Wherever a line in the data below holds "than", copy that line.

== DATASET ROWS ==

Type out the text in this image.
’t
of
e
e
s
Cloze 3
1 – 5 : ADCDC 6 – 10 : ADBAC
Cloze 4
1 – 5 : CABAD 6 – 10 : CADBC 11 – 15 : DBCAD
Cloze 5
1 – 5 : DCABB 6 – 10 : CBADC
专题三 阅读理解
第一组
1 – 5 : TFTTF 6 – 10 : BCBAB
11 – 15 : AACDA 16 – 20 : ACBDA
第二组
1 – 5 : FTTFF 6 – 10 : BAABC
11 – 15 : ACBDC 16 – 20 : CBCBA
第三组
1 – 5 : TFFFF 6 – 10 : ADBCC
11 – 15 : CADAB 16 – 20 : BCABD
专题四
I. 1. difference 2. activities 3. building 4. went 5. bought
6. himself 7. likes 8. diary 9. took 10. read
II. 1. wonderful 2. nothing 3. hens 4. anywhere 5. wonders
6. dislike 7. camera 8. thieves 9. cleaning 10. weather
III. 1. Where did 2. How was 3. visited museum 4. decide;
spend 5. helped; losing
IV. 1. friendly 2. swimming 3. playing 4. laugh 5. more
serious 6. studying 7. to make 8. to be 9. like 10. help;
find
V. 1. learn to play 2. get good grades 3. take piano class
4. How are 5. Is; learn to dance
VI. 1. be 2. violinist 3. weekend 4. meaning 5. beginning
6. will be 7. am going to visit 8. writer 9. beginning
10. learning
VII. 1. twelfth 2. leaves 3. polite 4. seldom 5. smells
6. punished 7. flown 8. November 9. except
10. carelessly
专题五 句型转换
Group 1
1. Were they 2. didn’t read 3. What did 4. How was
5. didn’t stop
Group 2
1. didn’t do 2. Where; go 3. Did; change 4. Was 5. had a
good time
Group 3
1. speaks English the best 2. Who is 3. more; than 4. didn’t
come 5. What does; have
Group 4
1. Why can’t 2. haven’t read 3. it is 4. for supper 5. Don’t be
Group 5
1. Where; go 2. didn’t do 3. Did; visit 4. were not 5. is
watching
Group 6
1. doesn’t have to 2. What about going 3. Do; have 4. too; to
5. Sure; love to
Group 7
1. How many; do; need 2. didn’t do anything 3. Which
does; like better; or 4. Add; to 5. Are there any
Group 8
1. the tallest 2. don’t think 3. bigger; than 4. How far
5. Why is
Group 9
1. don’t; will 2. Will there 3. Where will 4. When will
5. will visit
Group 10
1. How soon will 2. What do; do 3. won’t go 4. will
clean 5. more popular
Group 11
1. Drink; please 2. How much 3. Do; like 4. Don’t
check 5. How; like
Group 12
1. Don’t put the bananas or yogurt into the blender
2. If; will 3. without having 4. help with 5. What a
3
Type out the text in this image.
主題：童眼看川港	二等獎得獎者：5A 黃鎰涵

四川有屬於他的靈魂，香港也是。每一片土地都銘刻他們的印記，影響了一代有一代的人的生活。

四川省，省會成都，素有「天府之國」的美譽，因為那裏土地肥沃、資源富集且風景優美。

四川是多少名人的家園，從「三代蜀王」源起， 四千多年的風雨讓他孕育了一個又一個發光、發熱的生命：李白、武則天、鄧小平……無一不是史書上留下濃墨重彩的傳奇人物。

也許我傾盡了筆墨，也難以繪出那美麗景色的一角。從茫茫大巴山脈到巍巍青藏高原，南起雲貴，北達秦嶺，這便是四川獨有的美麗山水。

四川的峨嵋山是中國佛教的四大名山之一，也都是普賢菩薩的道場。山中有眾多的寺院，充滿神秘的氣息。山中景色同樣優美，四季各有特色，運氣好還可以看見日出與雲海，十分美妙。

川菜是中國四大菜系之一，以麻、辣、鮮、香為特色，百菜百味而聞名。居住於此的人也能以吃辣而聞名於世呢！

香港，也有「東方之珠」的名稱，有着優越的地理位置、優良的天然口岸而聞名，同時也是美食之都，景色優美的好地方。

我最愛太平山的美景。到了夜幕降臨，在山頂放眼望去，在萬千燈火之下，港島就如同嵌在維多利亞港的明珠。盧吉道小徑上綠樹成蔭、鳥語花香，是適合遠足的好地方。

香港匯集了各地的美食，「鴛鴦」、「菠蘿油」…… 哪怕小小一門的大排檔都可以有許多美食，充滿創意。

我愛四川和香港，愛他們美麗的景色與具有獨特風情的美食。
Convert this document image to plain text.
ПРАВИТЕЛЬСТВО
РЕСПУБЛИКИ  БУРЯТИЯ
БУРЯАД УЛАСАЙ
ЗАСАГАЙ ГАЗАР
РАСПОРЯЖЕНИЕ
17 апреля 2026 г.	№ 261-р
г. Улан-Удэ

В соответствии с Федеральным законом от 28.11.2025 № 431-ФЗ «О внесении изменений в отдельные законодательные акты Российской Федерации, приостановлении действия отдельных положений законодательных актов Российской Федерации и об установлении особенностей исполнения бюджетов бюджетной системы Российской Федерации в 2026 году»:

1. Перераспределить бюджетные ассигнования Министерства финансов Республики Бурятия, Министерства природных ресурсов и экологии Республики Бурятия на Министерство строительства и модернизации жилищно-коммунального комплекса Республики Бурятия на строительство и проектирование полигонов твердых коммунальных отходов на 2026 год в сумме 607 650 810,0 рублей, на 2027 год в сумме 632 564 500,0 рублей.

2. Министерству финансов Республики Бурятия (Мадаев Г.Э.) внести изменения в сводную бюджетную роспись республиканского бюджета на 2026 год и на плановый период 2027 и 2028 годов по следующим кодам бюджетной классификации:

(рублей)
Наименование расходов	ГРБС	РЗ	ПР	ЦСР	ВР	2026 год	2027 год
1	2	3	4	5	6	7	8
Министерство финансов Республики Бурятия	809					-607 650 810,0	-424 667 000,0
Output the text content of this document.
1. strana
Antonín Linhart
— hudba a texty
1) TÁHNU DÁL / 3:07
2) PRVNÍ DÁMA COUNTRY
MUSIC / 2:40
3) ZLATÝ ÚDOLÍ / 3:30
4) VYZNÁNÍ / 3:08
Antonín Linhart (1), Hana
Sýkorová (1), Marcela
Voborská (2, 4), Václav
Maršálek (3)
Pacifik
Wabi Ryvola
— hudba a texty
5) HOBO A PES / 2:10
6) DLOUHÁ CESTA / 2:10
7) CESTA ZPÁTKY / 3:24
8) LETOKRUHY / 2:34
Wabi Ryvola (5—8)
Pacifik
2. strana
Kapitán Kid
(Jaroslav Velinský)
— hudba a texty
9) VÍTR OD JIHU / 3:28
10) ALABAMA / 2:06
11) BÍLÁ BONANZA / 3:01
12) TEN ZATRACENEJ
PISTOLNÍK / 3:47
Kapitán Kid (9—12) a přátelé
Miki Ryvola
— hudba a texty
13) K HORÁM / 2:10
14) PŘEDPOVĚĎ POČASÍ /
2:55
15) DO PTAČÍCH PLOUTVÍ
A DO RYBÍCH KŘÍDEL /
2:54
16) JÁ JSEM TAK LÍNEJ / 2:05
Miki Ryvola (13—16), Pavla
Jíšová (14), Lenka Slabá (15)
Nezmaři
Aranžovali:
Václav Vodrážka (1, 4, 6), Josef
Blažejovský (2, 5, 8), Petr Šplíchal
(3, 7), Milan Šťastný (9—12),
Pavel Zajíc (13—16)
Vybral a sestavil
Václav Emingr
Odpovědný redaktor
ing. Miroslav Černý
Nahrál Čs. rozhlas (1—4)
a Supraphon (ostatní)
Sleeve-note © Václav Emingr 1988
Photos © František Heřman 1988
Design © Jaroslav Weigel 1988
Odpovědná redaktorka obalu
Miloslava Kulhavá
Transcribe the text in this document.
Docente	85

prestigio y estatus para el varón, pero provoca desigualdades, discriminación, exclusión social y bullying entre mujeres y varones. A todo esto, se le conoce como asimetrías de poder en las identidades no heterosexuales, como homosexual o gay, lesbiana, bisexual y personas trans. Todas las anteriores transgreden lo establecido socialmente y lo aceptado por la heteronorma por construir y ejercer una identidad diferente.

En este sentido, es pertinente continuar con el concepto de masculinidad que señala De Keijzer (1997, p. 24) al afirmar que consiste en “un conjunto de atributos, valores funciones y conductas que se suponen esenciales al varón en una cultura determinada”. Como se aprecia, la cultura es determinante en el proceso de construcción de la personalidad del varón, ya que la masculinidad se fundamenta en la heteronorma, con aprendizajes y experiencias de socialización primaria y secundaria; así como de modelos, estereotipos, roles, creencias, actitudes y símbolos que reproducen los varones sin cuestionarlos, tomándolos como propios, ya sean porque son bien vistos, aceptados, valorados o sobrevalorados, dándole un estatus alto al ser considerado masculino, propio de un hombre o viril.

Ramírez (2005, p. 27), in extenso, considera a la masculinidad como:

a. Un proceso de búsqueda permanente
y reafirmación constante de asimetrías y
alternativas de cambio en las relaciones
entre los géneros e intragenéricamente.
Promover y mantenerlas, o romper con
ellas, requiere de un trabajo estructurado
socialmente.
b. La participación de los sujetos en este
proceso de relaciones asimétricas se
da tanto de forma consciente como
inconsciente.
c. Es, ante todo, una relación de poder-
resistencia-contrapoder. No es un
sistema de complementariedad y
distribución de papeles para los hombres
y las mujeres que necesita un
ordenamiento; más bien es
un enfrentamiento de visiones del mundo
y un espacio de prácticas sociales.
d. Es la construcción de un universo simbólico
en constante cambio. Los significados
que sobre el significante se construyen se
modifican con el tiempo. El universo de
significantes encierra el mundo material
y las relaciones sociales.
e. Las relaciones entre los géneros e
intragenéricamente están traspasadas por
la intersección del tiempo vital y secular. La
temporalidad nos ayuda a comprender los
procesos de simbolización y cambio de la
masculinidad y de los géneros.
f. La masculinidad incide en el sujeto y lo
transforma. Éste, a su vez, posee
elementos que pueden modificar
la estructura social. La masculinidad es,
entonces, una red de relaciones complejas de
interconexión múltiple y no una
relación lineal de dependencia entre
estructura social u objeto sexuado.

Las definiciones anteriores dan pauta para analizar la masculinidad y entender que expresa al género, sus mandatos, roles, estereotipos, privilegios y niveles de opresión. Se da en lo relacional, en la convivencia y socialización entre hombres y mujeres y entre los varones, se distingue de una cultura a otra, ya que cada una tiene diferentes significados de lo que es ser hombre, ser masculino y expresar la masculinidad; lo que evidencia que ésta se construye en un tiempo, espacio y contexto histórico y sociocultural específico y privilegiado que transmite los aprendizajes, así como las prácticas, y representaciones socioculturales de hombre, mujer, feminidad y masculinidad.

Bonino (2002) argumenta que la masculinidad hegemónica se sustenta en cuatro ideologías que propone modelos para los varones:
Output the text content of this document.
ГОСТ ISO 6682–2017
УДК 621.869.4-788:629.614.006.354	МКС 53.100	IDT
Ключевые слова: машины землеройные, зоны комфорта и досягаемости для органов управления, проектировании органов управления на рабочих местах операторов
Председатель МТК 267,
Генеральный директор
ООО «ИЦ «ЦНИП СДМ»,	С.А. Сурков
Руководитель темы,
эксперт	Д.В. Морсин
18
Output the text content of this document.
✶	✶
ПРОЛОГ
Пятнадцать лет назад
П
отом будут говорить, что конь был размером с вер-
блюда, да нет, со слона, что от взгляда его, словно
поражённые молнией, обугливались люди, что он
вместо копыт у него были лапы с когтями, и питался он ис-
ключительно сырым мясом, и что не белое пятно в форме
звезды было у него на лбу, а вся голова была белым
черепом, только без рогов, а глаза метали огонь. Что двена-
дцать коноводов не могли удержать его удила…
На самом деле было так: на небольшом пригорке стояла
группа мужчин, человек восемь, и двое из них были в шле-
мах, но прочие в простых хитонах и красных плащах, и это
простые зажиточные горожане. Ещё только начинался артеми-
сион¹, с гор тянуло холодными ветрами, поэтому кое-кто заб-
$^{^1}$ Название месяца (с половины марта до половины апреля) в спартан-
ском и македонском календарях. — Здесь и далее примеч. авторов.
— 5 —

===

FINAL RESULT -
1. speaks English the best 2. Who is 3. more; than 4. didn’t
1. the tallest 2. don’t think 3. bigger; than 4. How far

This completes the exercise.